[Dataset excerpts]
--- begin ---
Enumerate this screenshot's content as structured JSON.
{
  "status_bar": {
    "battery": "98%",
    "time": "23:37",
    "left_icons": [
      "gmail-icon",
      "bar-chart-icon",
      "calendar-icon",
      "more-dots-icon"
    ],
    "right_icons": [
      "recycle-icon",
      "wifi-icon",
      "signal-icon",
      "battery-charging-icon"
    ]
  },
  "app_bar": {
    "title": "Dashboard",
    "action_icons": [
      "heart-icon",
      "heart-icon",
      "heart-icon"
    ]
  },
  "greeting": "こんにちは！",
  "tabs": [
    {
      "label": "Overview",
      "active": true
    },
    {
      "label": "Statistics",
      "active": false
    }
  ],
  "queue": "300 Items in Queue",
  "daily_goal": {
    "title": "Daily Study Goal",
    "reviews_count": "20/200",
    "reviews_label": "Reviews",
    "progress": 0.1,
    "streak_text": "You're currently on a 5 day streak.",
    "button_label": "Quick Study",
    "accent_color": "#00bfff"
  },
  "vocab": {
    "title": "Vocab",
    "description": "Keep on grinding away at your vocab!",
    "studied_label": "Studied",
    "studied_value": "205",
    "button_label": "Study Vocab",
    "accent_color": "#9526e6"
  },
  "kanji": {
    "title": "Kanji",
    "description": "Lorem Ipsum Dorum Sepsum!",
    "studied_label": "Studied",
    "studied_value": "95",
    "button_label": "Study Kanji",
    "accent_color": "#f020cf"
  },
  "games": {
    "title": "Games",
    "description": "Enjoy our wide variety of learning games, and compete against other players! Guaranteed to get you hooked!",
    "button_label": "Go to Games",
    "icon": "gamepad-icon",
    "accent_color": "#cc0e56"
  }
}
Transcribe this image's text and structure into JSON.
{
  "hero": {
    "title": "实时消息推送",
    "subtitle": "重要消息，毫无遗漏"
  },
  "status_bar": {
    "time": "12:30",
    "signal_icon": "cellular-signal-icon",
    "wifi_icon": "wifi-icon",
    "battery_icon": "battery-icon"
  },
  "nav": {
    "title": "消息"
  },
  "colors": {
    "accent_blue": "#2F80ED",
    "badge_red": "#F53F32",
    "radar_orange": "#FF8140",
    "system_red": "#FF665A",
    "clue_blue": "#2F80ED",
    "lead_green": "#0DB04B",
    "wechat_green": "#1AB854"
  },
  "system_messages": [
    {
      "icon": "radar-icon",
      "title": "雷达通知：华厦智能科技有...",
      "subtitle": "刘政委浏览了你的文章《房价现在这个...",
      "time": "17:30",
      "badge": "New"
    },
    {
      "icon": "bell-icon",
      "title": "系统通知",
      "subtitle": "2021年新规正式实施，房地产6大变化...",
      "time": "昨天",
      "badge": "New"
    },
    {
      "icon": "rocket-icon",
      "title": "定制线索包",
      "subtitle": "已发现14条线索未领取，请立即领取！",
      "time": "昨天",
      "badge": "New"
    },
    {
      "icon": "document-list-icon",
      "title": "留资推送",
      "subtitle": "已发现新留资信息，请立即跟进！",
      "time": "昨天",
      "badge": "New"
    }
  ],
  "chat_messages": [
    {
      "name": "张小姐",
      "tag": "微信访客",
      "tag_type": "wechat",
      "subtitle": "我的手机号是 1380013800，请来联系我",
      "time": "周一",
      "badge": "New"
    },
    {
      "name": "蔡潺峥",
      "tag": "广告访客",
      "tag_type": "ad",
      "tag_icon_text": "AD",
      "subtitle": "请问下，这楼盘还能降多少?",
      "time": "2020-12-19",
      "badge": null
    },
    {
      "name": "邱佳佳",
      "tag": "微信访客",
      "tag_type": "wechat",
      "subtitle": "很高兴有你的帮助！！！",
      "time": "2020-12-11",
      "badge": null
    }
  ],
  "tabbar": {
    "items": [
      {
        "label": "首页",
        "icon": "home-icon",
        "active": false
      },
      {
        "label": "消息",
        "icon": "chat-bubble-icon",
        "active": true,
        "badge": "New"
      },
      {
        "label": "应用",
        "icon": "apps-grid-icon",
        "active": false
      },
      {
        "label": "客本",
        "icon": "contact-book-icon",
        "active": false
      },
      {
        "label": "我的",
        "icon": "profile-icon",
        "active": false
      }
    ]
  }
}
--- end ---
--- Task brief ---
Repeat every record exactly as written, please.

--- Finished task ---
Enumerate this screenshot's content as structured JSON.
{
  "status_bar": {
    "battery": "98%",
    "time": "23:37",
    "left_icons": [
      "gmail-icon",
      "bar-chart-icon",
      "calendar-icon",
      "more-dots-icon"
    ],
    "right_icons": [
      "recycle-icon",
      "wifi-icon",
      "signal-icon",
      "battery-charging-icon"
    ]
  },
  "app_bar": {
    "title": "Dashboard",
    "action_icons": [
      "heart-icon",
      "heart-icon",
      "heart-icon"
    ]
  },
  "greeting": "こんにちは！",
  "tabs": [
    {
      "label": "Overview",
      "active": true
    },
    {
      "label": "Statistics",
      "active": false
    }
  ],
  "queue": "300 Items in Queue",
  "daily_goal": {
    "title": "Daily Study Goal",
    "reviews_count": "20/200",
    "reviews_label": "Reviews",
    "progress": 0.1,
    "streak_text": "You're currently on a 5 day streak.",
    "button_label": "Quick Study",
    "accent_color": "#00bfff"
  },
  "vocab": {
    "title": "Vocab",
    "description": "Keep on grinding away at your vocab!",
    "studied_label": "Studied",
    "studied_value": "205",
    "button_label": "Study Vocab",
    "accent_color": "#9526e6"
  },
  "kanji": {
    "title": "Kanji",
    "description": "Lorem Ipsum Dorum Sepsum!",
    "studied_label": "Studied",
    "studied_value": "95",
    "button_label": "Study Kanji",
    "accent_color": "#f020cf"
  },
  "games": {
    "title": "Games",
    "description": "Enjoy our wide variety of learning games, and compete against other players! Guaranteed to get you hooked!",
    "button_label": "Go to Games",
    "icon": "gamepad-icon",
    "accent_color": "#cc0e56"
  }
}
Transcribe this image's text and structure into JSON.
{
  "hero": {
    "title": "实时消息推送",
    "subtitle": "重要消息，毫无遗漏"
  },
  "status_bar": {
    "time": "12:30",
    "signal_icon": "cellular-signal-icon",
    "wifi_icon": "wifi-icon",
    "battery_icon": "battery-icon"
  },
  "nav": {
    "title": "消息"
  },
  "colors": {
    "accent_blue": "#2F80ED",
    "badge_red": "#F53F32",
    "radar_orange": "#FF8140",
    "system_red": "#FF665A",
    "clue_blue": "#2F80ED",
    "lead_green": "#0DB04B",
    "wechat_green": "#1AB854"
  },
  "system_messages": [
    {
      "icon": "radar-icon",
      "title": "雷达通知：华厦智能科技有...",
      "subtitle": "刘政委浏览了你的文章《房价现在这个...",
      "time": "17:30",
      "badge": "New"
    },
    {
      "icon": "bell-icon",
      "title": "系统通知",
      "subtitle": "2021年新规正式实施，房地产6大变化...",
      "time": "昨天",
      "badge": "New"
    },
    {
      "icon": "rocket-icon",
      "title": "定制线索包",
      "subtitle": "已发现14条线索未领取，请立即领取！",
      "time": "昨天",
      "badge": "New"
    },
    {
      "icon": "document-list-icon",
      "title": "留资推送",
      "subtitle": "已发现新留资信息，请立即跟进！",
      "time": "昨天",
      "badge": "New"
    }
  ],
  "chat_messages": [
    {
      "name": "张小姐",
      "tag": "微信访客",
      "tag_type": "wechat",
      "subtitle": "我的手机号是 1380013800，请来联系我",
      "time": "周一",
      "badge": "New"
    },
    {
      "name": "蔡潺峥",
      "tag": "广告访客",
      "tag_type": "ad",
      "tag_icon_text": "AD",
      "subtitle": "请问下，这楼盘还能降多少?",
      "time": "2020-12-19",
      "badge": null
    },
    {
      "name": "邱佳佳",
      "tag": "微信访客",
      "tag_type": "wechat",
      "subtitle": "很高兴有你的帮助！！！",
      "time": "2020-12-11",
      "badge": null
    }
  ],
  "tabbar": {
    "items": [
      {
        "label": "首页",
        "icon": "home-icon",
        "active": false
      },
      {
        "label": "消息",
        "icon": "chat-bubble-icon",
        "active": true,
        "badge": "New"
      },
      {
        "label": "应用",
        "icon": "apps-grid-icon",
        "active": false
      },
      {
        "label": "客本",
        "icon": "contact-book-icon",
        "active": false
      },
      {
        "label": "我的",
        "icon": "profile-icon",
        "active": false
      }
    ]
  }
}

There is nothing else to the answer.